-- begin Stored data --
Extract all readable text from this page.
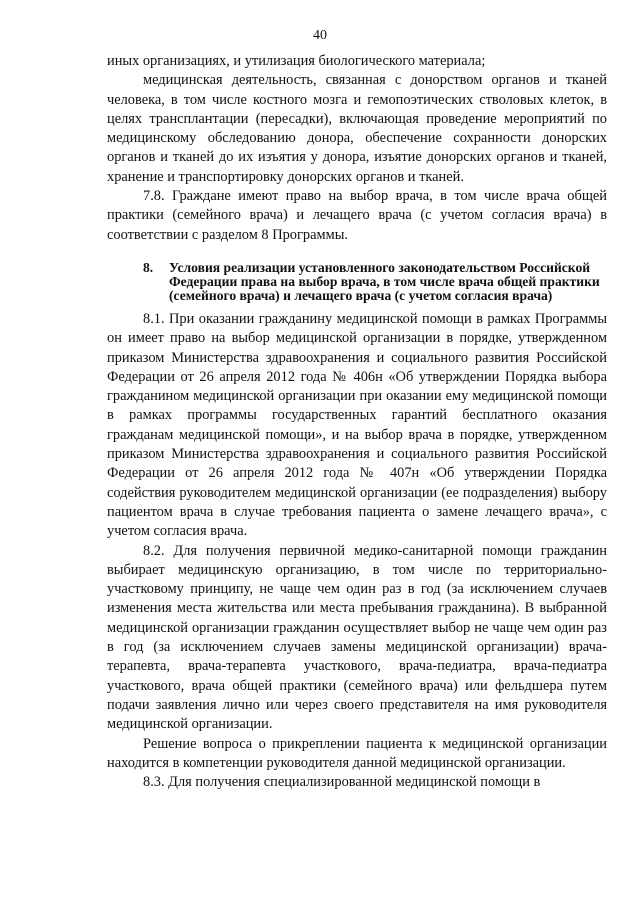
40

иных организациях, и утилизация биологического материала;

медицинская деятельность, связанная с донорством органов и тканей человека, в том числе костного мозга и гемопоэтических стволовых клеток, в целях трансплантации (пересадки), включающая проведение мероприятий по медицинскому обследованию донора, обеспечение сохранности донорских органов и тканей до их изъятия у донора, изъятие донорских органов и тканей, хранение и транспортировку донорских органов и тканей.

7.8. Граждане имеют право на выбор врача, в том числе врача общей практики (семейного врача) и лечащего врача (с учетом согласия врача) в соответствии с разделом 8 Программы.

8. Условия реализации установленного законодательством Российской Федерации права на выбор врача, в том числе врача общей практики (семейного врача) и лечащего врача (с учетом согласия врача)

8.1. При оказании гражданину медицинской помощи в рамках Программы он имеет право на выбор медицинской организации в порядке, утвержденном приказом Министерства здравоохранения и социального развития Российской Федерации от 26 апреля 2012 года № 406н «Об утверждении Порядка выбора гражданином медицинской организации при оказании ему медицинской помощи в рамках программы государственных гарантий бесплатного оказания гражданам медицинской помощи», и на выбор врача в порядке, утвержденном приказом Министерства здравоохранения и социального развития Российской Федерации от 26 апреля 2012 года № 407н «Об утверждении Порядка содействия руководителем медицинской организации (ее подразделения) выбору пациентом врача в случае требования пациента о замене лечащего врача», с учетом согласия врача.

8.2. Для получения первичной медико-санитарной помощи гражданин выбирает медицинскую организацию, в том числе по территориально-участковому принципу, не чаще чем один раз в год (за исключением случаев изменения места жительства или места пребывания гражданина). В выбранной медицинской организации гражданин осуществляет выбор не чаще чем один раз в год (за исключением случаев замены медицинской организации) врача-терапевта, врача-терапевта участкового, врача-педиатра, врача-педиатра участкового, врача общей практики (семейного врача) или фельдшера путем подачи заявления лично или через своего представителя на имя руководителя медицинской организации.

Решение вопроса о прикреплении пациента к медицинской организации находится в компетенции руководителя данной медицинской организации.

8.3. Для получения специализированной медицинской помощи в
-- end Stored data --
-- begin Stored data --
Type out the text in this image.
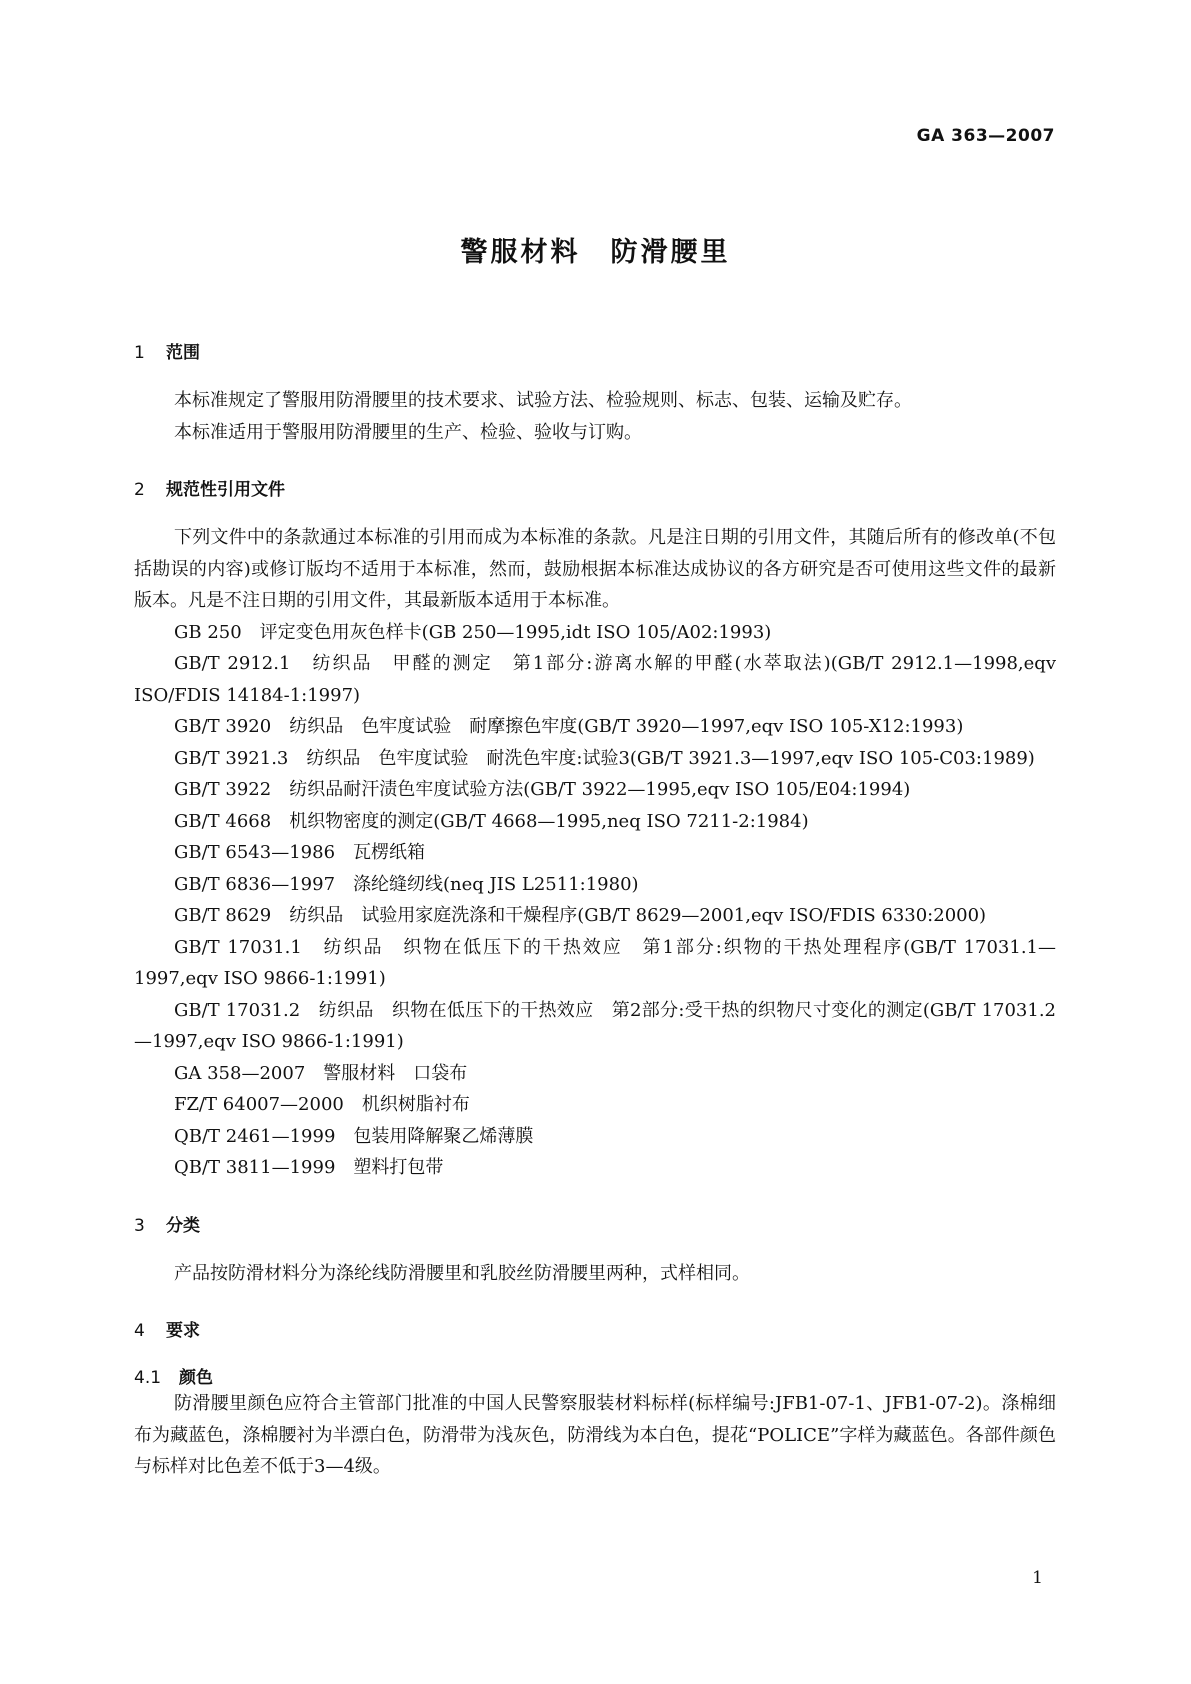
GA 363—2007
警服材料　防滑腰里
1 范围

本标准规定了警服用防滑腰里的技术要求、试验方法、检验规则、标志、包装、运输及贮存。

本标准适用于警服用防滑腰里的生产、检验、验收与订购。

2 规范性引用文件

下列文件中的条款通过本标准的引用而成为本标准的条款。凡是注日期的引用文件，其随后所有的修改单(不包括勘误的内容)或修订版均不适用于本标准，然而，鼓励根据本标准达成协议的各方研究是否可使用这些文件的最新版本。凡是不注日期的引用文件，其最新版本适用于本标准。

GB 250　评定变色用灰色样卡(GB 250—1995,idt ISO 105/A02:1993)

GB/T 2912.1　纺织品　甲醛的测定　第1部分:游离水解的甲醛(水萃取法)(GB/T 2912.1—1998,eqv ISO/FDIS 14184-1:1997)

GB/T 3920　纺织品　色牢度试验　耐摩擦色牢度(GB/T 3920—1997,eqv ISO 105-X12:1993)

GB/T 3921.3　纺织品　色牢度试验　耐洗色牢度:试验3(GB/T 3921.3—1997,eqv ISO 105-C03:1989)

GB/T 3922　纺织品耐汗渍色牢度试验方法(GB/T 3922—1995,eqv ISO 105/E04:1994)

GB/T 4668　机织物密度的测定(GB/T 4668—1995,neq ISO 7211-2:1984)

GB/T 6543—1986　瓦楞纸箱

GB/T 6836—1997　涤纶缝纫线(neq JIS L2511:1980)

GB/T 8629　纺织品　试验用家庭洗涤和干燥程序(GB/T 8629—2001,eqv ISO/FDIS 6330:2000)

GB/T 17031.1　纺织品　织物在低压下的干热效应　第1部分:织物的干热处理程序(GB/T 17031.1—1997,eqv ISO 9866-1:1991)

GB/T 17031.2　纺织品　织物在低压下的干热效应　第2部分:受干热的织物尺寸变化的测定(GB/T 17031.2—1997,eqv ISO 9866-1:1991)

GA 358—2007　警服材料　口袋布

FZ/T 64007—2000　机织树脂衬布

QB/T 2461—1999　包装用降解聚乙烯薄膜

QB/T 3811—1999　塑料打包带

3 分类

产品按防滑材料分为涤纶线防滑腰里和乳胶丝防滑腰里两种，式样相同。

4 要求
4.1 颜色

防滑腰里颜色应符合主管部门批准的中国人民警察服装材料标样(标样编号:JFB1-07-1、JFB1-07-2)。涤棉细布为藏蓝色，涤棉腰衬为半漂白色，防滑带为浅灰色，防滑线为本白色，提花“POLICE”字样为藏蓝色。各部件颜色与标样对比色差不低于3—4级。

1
-- end Stored data --
-- begin Stored data --
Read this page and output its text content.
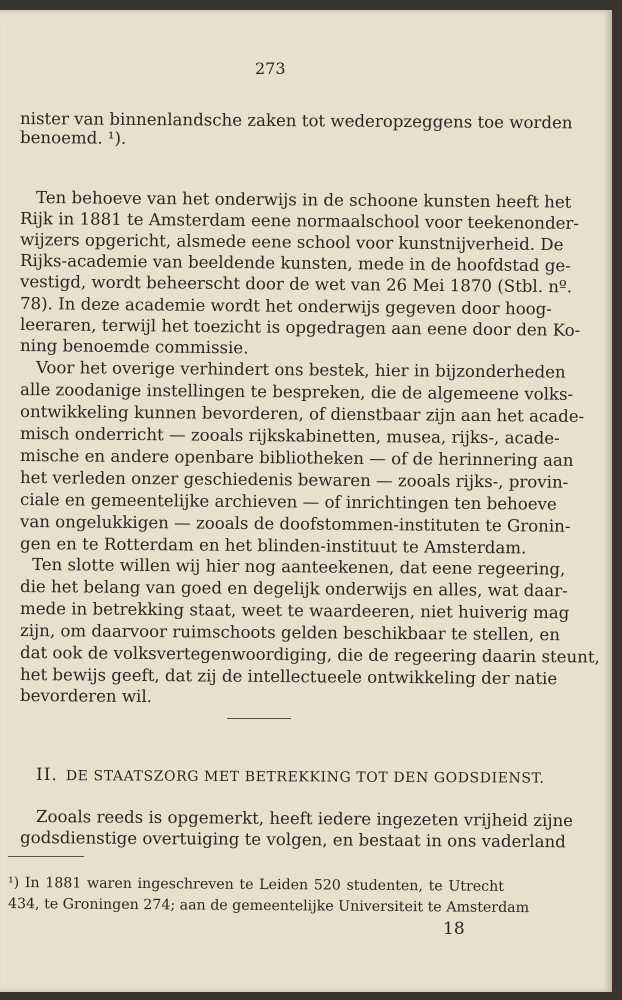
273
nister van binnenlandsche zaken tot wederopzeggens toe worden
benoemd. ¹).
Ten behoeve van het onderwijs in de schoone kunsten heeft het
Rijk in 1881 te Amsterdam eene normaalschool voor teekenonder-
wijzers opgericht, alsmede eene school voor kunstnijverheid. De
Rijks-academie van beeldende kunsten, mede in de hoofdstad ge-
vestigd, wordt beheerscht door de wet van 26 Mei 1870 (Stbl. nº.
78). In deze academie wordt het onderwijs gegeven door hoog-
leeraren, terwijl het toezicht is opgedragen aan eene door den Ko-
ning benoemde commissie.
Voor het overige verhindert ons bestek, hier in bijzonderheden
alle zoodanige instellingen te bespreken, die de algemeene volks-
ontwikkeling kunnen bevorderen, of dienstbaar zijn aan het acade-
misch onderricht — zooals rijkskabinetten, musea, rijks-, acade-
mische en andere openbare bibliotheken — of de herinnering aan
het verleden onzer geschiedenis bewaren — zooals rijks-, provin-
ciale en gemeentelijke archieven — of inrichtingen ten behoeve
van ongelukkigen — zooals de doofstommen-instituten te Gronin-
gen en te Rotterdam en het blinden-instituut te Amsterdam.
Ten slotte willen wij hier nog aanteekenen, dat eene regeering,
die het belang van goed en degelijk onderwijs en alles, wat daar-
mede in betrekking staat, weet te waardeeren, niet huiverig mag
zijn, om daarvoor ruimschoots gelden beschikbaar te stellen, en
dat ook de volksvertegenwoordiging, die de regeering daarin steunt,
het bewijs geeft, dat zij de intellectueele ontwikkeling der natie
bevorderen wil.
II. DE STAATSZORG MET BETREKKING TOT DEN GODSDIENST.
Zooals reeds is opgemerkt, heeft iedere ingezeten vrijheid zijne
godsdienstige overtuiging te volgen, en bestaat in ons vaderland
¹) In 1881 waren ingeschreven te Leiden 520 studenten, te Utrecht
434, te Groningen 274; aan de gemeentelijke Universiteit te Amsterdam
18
-- end Stored data --
Note each line of the entries that has "ontwikkeling" in it, and copy those lines.

ontwikkeling kunnen bevorderen, of dienstbaar zijn aan het acade-
het bewijs geeft, dat zij de intellectueele ontwikkeling der natie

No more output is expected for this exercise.